#### [EXERCISE BRIEF]
Give the number of lines in this listing that contain "rocket", with no other words.
● ● ●
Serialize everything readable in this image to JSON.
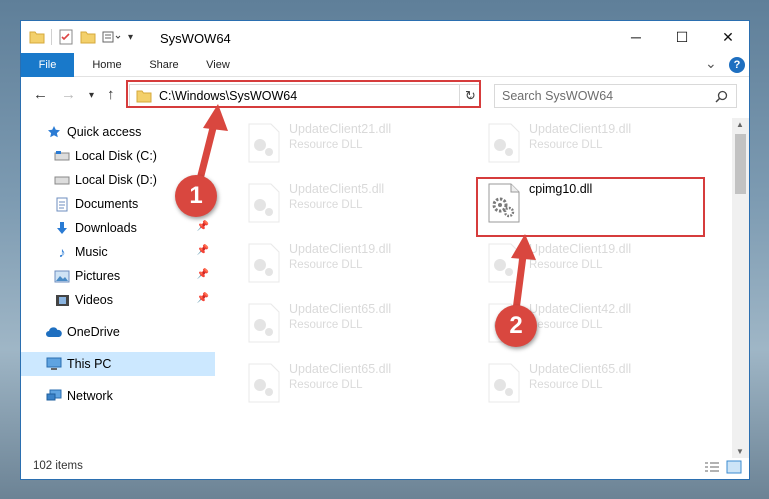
{
  "window": {
    "title": "SysWOW64",
    "minimize_glyph": "─",
    "maximize_glyph": "☐",
    "close_glyph": "✕"
  },
  "ribbon": {
    "tabs": [
      {
        "label": "File"
      },
      {
        "label": "Home"
      },
      {
        "label": "Share"
      },
      {
        "label": "View"
      }
    ],
    "chevron": "⌄",
    "help": "?"
  },
  "navbar": {
    "address": "C:\\Windows\\SysWOW64",
    "search_placeholder": "Search SysWOW64"
  },
  "sidebar": {
    "items": [
      {
        "label": "Quick access",
        "icon": "star-icon",
        "color": "#2a7bd4"
      },
      {
        "label": "Local Disk (C:)",
        "icon": "drive-icon"
      },
      {
        "label": "Local Disk (D:)",
        "icon": "drive-icon"
      },
      {
        "label": "Documents",
        "icon": "documents-icon"
      },
      {
        "label": "Downloads",
        "icon": "download-icon"
      },
      {
        "label": "Music",
        "icon": "music-icon"
      },
      {
        "label": "Pictures",
        "icon": "pictures-icon"
      },
      {
        "label": "Videos",
        "icon": "videos-icon"
      },
      {
        "label": "OneDrive",
        "icon": "cloud-icon"
      },
      {
        "label": "This PC",
        "icon": "pc-icon"
      },
      {
        "label": "Network",
        "icon": "network-icon"
      }
    ]
  },
  "files": [
    {
      "name": "UpdateClient21.dll",
      "type": "Resource DLL"
    },
    {
      "name": "UpdateClient19.dll",
      "type": "Resource DLL"
    },
    {
      "name": "UpdateClient5.dll",
      "type": "Resource DLL"
    },
    {
      "name": "cpimg10.dll",
      "type": ""
    },
    {
      "name": "UpdateClient19.dll",
      "type": "Resource DLL"
    },
    {
      "name": "UpdateClient19.dll",
      "type": "Resource DLL"
    },
    {
      "name": "UpdateClient65.dll",
      "type": "Resource DLL"
    },
    {
      "name": "UpdateClient42.dll",
      "type": "Resource DLL"
    },
    {
      "name": "UpdateClient65.dll",
      "type": "Resource DLL"
    },
    {
      "name": "UpdateClient65.dll",
      "type": "Resource DLL"
    }
  ],
  "status": {
    "items_count": "102 items"
  },
  "annotations": {
    "step1": "1",
    "step2": "2",
    "color": "#d63c3c"
  }
}
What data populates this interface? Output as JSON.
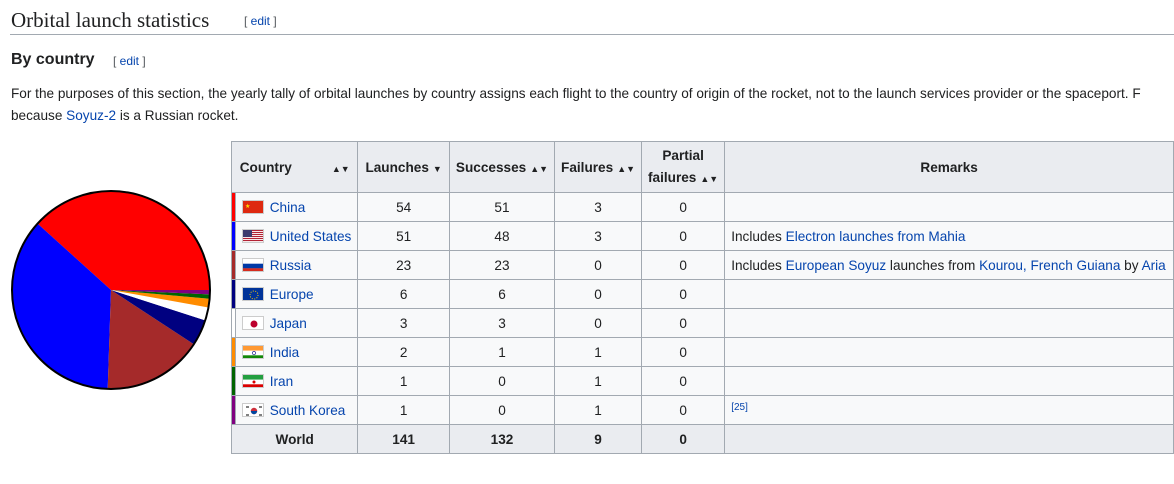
{
  "heading": {
    "title": "Orbital launch statistics",
    "edit": "edit"
  },
  "subheading": {
    "title": "By country",
    "edit": "edit"
  },
  "paragraph": {
    "text1": "For the purposes of this section, the yearly tally of orbital launches by country assigns each flight to the country of origin of the rocket, not to the launch services provider or the spaceport. F",
    "text2a": "because ",
    "link": "Soyuz-2",
    "text2b": " is a Russian rocket."
  },
  "table": {
    "headers": {
      "country": "Country",
      "launches": "Launches",
      "successes": "Successes",
      "failures": "Failures",
      "partial1": "Partial",
      "partial2": "failures",
      "remarks": "Remarks"
    },
    "rows": [
      {
        "country": "China",
        "flag": "china",
        "color": "#ff0000",
        "launches": "54",
        "successes": "51",
        "failures": "3",
        "partial": "0"
      },
      {
        "country": "United States",
        "flag": "usa",
        "color": "#0000ff",
        "launches": "51",
        "successes": "48",
        "failures": "3",
        "partial": "0",
        "remark_pre": "Includes ",
        "remark_link": "Electron launches from Mahia"
      },
      {
        "country": "Russia",
        "flag": "russia",
        "color": "#a52a2a",
        "launches": "23",
        "successes": "23",
        "failures": "0",
        "partial": "0",
        "remark_pre": "Includes ",
        "remark_link": "European Soyuz",
        "remark_mid": " launches from ",
        "remark_link2": "Kourou, French Guiana",
        "remark_post": " by ",
        "remark_link3": "Aria"
      },
      {
        "country": "Europe",
        "flag": "europe",
        "color": "#000080",
        "launches": "6",
        "successes": "6",
        "failures": "0",
        "partial": "0"
      },
      {
        "country": "Japan",
        "flag": "japan",
        "color": "#ffffff",
        "launches": "3",
        "successes": "3",
        "failures": "0",
        "partial": "0"
      },
      {
        "country": "India",
        "flag": "india",
        "color": "#ff8c00",
        "launches": "2",
        "successes": "1",
        "failures": "1",
        "partial": "0"
      },
      {
        "country": "Iran",
        "flag": "iran",
        "color": "#006400",
        "launches": "1",
        "successes": "0",
        "failures": "1",
        "partial": "0"
      },
      {
        "country": "South Korea",
        "flag": "korea",
        "color": "#800080",
        "launches": "1",
        "successes": "0",
        "failures": "1",
        "partial": "0",
        "remark_ref": "[25]"
      }
    ],
    "total": {
      "label": "World",
      "launches": "141",
      "successes": "132",
      "failures": "9",
      "partial": "0"
    }
  }
}
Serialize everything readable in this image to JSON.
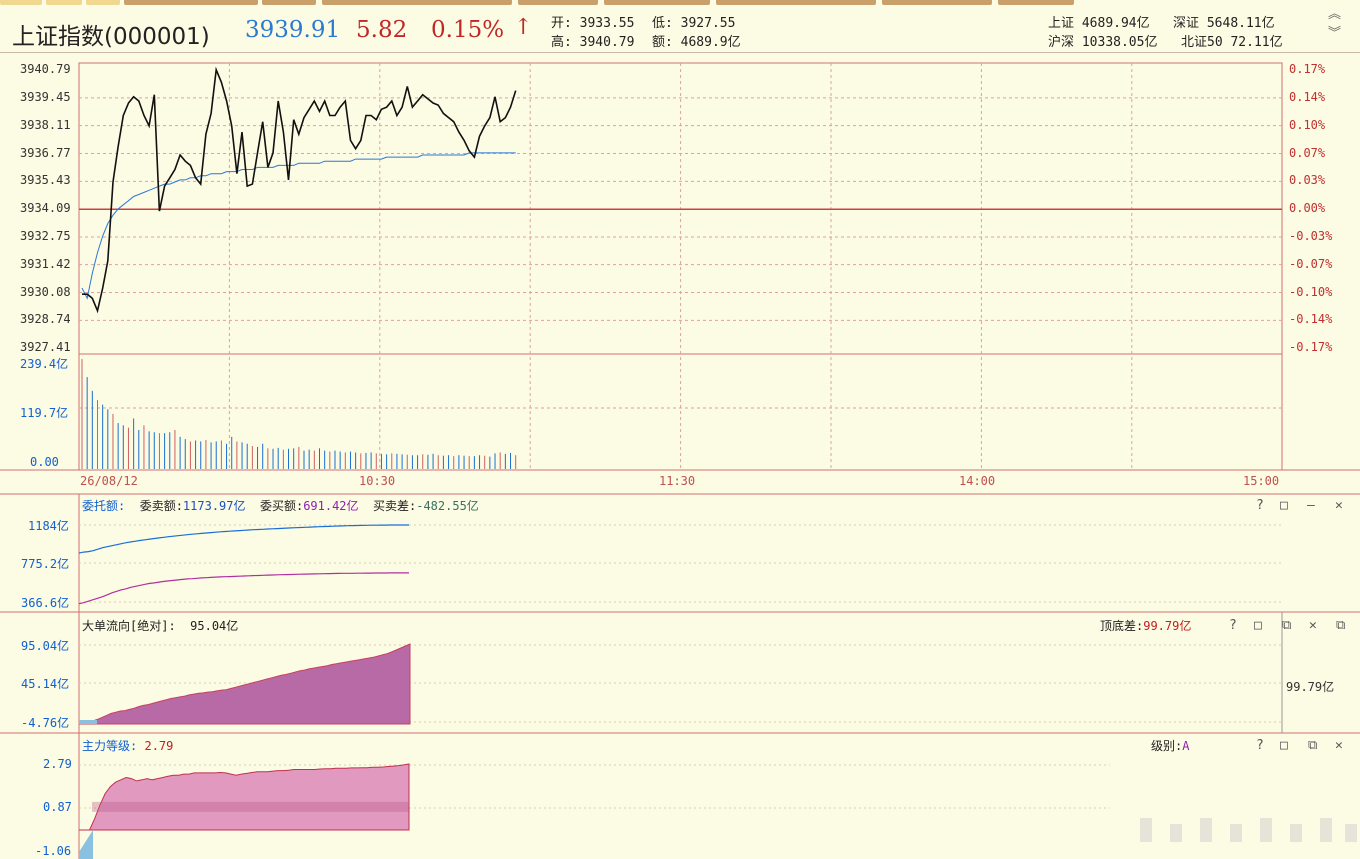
{
  "header": {
    "index_name": "上证指数(000001)",
    "price": "3939.91",
    "change": "5.82",
    "change_pct": "0.15%",
    "arrow": "↑",
    "open_label": "开:",
    "open": "3933.55",
    "low_label": "低:",
    "low": "3927.55",
    "high_label": "高:",
    "high": "3940.79",
    "amount_label": "额:",
    "amount": "4689.9亿",
    "markets": [
      {
        "label": "上证",
        "value": "4689.94亿"
      },
      {
        "label": "深证",
        "value": "5648.11亿"
      },
      {
        "label": "沪深",
        "value": "10338.05亿"
      },
      {
        "label": "北证50",
        "value": "72.11亿"
      }
    ]
  },
  "price_chart": {
    "y_labels": [
      "3940.79",
      "3939.45",
      "3938.11",
      "3936.77",
      "3935.43",
      "3934.09",
      "3932.75",
      "3931.42",
      "3930.08",
      "3928.74",
      "3927.41"
    ],
    "pct_labels": [
      "0.17%",
      "0.14%",
      "0.10%",
      "0.07%",
      "0.03%",
      "0.00%",
      "-0.03%",
      "-0.07%",
      "-0.10%",
      "-0.14%",
      "-0.17%"
    ],
    "prev_close": 3934.09,
    "series_price": [
      3930.0,
      3930.0,
      3929.8,
      3929.2,
      3930.3,
      3931.6,
      3935.4,
      3937.1,
      3938.6,
      3939.2,
      3939.5,
      3939.3,
      3938.6,
      3938.1,
      3939.6,
      3934.0,
      3935.2,
      3935.6,
      3936.0,
      3936.7,
      3936.4,
      3936.2,
      3935.6,
      3935.3,
      3937.7,
      3938.7,
      3940.8,
      3940.2,
      3939.3,
      3938.1,
      3935.8,
      3937.8,
      3935.2,
      3935.3,
      3936.8,
      3938.3,
      3936.1,
      3936.8,
      3939.3,
      3937.8,
      3935.5,
      3938.4,
      3937.7,
      3938.5,
      3938.9,
      3939.3,
      3938.8,
      3939.3,
      3938.6,
      3938.6,
      3939.0,
      3939.3,
      3937.4,
      3937.0,
      3937.4,
      3938.6,
      3938.6,
      3938.4,
      3938.9,
      3939.0,
      3939.3,
      3938.6,
      3939.0,
      3940.0,
      3939.0,
      3939.3,
      3939.6,
      3939.4,
      3939.2,
      3939.1,
      3938.7,
      3938.5,
      3938.3,
      3937.8,
      3937.4,
      3936.9,
      3936.6,
      3937.6,
      3938.1,
      3938.5,
      3939.5,
      3938.3,
      3938.5,
      3939.0,
      3939.8
    ],
    "series_avg": [
      3930.3,
      3929.8,
      3931.0,
      3932.0,
      3932.8,
      3933.4,
      3933.8,
      3934.1,
      3934.3,
      3934.5,
      3934.7,
      3934.8,
      3934.9,
      3935.0,
      3935.1,
      3935.2,
      3935.3,
      3935.3,
      3935.4,
      3935.5,
      3935.5,
      3935.6,
      3935.6,
      3935.7,
      3935.7,
      3935.8,
      3935.8,
      3935.8,
      3935.9,
      3935.9,
      3935.9,
      3936.0,
      3936.0,
      3936.0,
      3936.1,
      3936.1,
      3936.1,
      3936.1,
      3936.2,
      3936.2,
      3936.2,
      3936.2,
      3936.3,
      3936.3,
      3936.3,
      3936.3,
      3936.3,
      3936.4,
      3936.4,
      3936.4,
      3936.4,
      3936.4,
      3936.4,
      3936.5,
      3936.5,
      3936.5,
      3936.5,
      3936.5,
      3936.5,
      3936.6,
      3936.6,
      3936.6,
      3936.6,
      3936.6,
      3936.6,
      3936.6,
      3936.7,
      3936.7,
      3936.7,
      3936.7,
      3936.7,
      3936.7,
      3936.7,
      3936.7,
      3936.7,
      3936.8,
      3936.8,
      3936.8,
      3936.8,
      3936.8,
      3936.8,
      3936.8,
      3936.8,
      3936.8,
      3936.8
    ]
  },
  "volume": {
    "y_labels": [
      "239.4亿",
      "119.7亿",
      "0.00"
    ],
    "max": 239.4,
    "bars": [
      239.4,
      200,
      170,
      150,
      140,
      130,
      120,
      100,
      95,
      90,
      110,
      85,
      95,
      82,
      80,
      78,
      78,
      80,
      85,
      70,
      65,
      60,
      62,
      60,
      63,
      58,
      60,
      62,
      55,
      70,
      60,
      58,
      55,
      50,
      48,
      55,
      45,
      44,
      46,
      42,
      44,
      45,
      48,
      40,
      42,
      40,
      45,
      40,
      38,
      40,
      38,
      36,
      38,
      36,
      34,
      35,
      36,
      34,
      33,
      32,
      34,
      33,
      32,
      31,
      30,
      30,
      32,
      31,
      33,
      30,
      29,
      30,
      28,
      30,
      29,
      28,
      28,
      30,
      29,
      27,
      34,
      36,
      33,
      35,
      30
    ]
  },
  "time_axis": {
    "labels": [
      "26/08/12",
      "10:30",
      "11:30",
      "14:00",
      "15:00"
    ]
  },
  "panel_orders": {
    "name": "委托额:",
    "sell_label": "委卖额:",
    "sell_value": "1173.97亿",
    "buy_label": "委买额:",
    "buy_value": "691.42亿",
    "diff_label": "买卖差:",
    "diff_value": "-482.55亿",
    "y_labels": [
      "1184亿",
      "775.2亿",
      "366.6亿"
    ],
    "ymin": 366.6,
    "ymax": 1184,
    "series_sell": [
      890,
      900,
      905,
      915,
      930,
      945,
      955,
      965,
      975,
      985,
      995,
      1003,
      1010,
      1018,
      1025,
      1032,
      1038,
      1044,
      1050,
      1056,
      1061,
      1066,
      1071,
      1076,
      1081,
      1085,
      1089,
      1093,
      1097,
      1101,
      1105,
      1108,
      1111,
      1114,
      1117,
      1120,
      1123,
      1126,
      1129,
      1131,
      1134,
      1136,
      1138,
      1140,
      1143,
      1145,
      1147,
      1149,
      1151,
      1153,
      1155,
      1157,
      1159,
      1160,
      1162,
      1164,
      1165,
      1167,
      1168,
      1169,
      1170,
      1171,
      1172,
      1172,
      1173,
      1173,
      1174,
      1174,
      1174,
      1174,
      1174
    ],
    "series_buy": [
      380,
      390,
      405,
      420,
      435,
      450,
      470,
      490,
      505,
      520,
      530,
      545,
      555,
      565,
      575,
      585,
      590,
      598,
      605,
      610,
      615,
      620,
      625,
      630,
      632,
      636,
      640,
      642,
      645,
      648,
      650,
      652,
      653,
      655,
      657,
      659,
      661,
      663,
      664,
      666,
      668,
      669,
      671,
      672,
      673,
      674,
      676,
      677,
      678,
      679,
      680,
      681,
      682,
      683,
      684,
      685,
      686,
      686,
      687,
      688,
      688,
      689,
      689,
      690,
      690,
      690,
      691,
      691,
      691,
      691,
      691
    ]
  },
  "panel_bigorder": {
    "name": "大单流向[绝对]:",
    "value": "95.04亿",
    "top_label": "顶底差:",
    "top_value": "99.79亿",
    "right_value": "99.79亿",
    "y_labels": [
      "95.04亿",
      "45.14亿",
      "-4.76亿"
    ],
    "ymin": -4.76,
    "ymax": 95.04,
    "series": [
      -4.76,
      -4.5,
      -3.0,
      -1.0,
      1.0,
      3.5,
      6.0,
      8.5,
      10.0,
      11.5,
      12.0,
      13.5,
      15.0,
      17.0,
      18.5,
      19.5,
      21.0,
      22.5,
      24.0,
      25.5,
      27.0,
      28.0,
      29.0,
      30.0,
      31.5,
      32.5,
      33.5,
      34.0,
      35.0,
      35.5,
      36.5,
      37.5,
      38.0,
      39.5,
      41.0,
      42.5,
      44.0,
      45.5,
      47.0,
      48.5,
      50.0,
      51.5,
      53.0,
      54.5,
      56.0,
      57.0,
      58.5,
      60.0,
      61.5,
      62.5,
      64.0,
      65.0,
      66.0,
      67.0,
      68.0,
      69.5,
      70.5,
      71.5,
      72.5,
      73.5,
      74.5,
      75.5,
      76.5,
      77.5,
      78.5,
      80.0,
      81.5,
      83.0,
      85.0,
      87.5,
      90.0,
      92.5,
      95.04
    ]
  },
  "panel_mainforce": {
    "name": "主力等级:",
    "value": "2.79",
    "level_label": "级别:",
    "level_value": "A",
    "y_labels": [
      "2.79",
      "0.87",
      "-1.06"
    ],
    "ymin": -1.06,
    "ymax": 2.79,
    "series": [
      -1.06,
      -0.6,
      -0.2,
      0.4,
      1.0,
      1.5,
      1.8,
      2.0,
      2.1,
      2.2,
      2.15,
      2.05,
      2.1,
      2.15,
      2.1,
      2.15,
      2.2,
      2.25,
      2.3,
      2.3,
      2.35,
      2.35,
      2.4,
      2.4,
      2.4,
      2.4,
      2.4,
      2.42,
      2.4,
      2.35,
      2.3,
      2.35,
      2.38,
      2.42,
      2.45,
      2.45,
      2.45,
      2.48,
      2.5,
      2.5,
      2.52,
      2.55,
      2.55,
      2.55,
      2.55,
      2.55,
      2.57,
      2.58,
      2.58,
      2.6,
      2.6,
      2.6,
      2.62,
      2.62,
      2.63,
      2.63,
      2.65,
      2.65,
      2.66,
      2.68,
      2.7,
      2.72,
      2.75,
      2.79
    ]
  },
  "controls": {
    "help": "?",
    "max": "□",
    "min": "—",
    "restore": "⧉",
    "close": "✕"
  },
  "colors": {
    "price_line": "#111111",
    "avg_line": "#2a78d8",
    "grid": "#e0a0a0",
    "frame": "#d07070",
    "sell_line": "#1a6ed8",
    "buy_line": "#b030a0",
    "area_fill": "#b86aa6",
    "area_fill2": "#c8629e",
    "main_dark": "#b85a84",
    "main_light": "#e199c0"
  }
}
● ● ●
#### [THE RESPONSE]
2